▶ INSTRUCTIONS TO FOLLOW: Show every line that has the string "SAFETY" in it.

Records:

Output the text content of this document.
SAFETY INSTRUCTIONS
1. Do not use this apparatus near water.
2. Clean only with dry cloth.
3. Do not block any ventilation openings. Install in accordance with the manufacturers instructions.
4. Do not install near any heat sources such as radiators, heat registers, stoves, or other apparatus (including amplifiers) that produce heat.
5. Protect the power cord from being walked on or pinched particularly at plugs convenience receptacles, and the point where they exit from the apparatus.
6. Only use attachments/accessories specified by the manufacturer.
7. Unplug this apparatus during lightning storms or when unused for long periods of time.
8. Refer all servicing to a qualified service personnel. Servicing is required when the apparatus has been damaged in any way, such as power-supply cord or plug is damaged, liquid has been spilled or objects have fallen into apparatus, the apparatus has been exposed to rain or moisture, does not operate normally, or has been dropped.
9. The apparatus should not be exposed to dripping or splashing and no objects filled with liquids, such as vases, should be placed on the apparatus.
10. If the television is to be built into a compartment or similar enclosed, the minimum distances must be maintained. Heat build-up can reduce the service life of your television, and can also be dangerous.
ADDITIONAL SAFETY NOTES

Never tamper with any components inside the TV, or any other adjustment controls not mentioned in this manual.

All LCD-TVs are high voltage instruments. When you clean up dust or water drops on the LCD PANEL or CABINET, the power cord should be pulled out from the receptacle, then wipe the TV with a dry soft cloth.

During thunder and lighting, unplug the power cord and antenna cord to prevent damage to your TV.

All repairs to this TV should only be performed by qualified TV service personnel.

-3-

==

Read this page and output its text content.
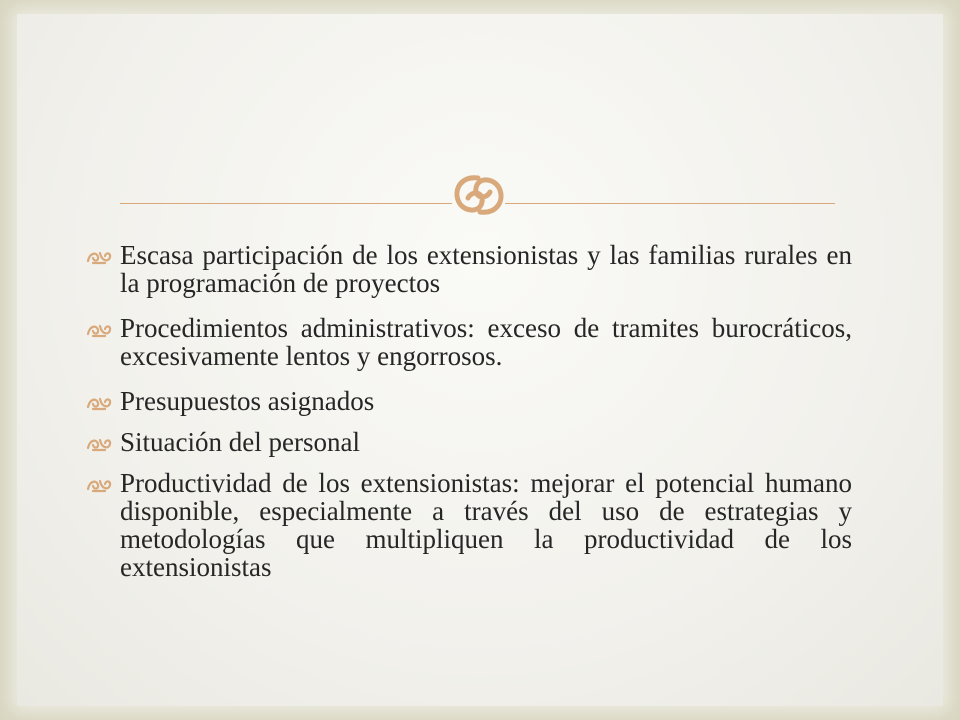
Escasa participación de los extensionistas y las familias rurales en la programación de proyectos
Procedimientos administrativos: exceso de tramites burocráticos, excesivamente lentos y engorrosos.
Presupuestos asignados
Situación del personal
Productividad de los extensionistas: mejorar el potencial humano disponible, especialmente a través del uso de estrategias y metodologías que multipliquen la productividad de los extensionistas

▶ TASK ANSWER:
SAFETY INSTRUCTIONS
ADDITIONAL SAFETY NOTES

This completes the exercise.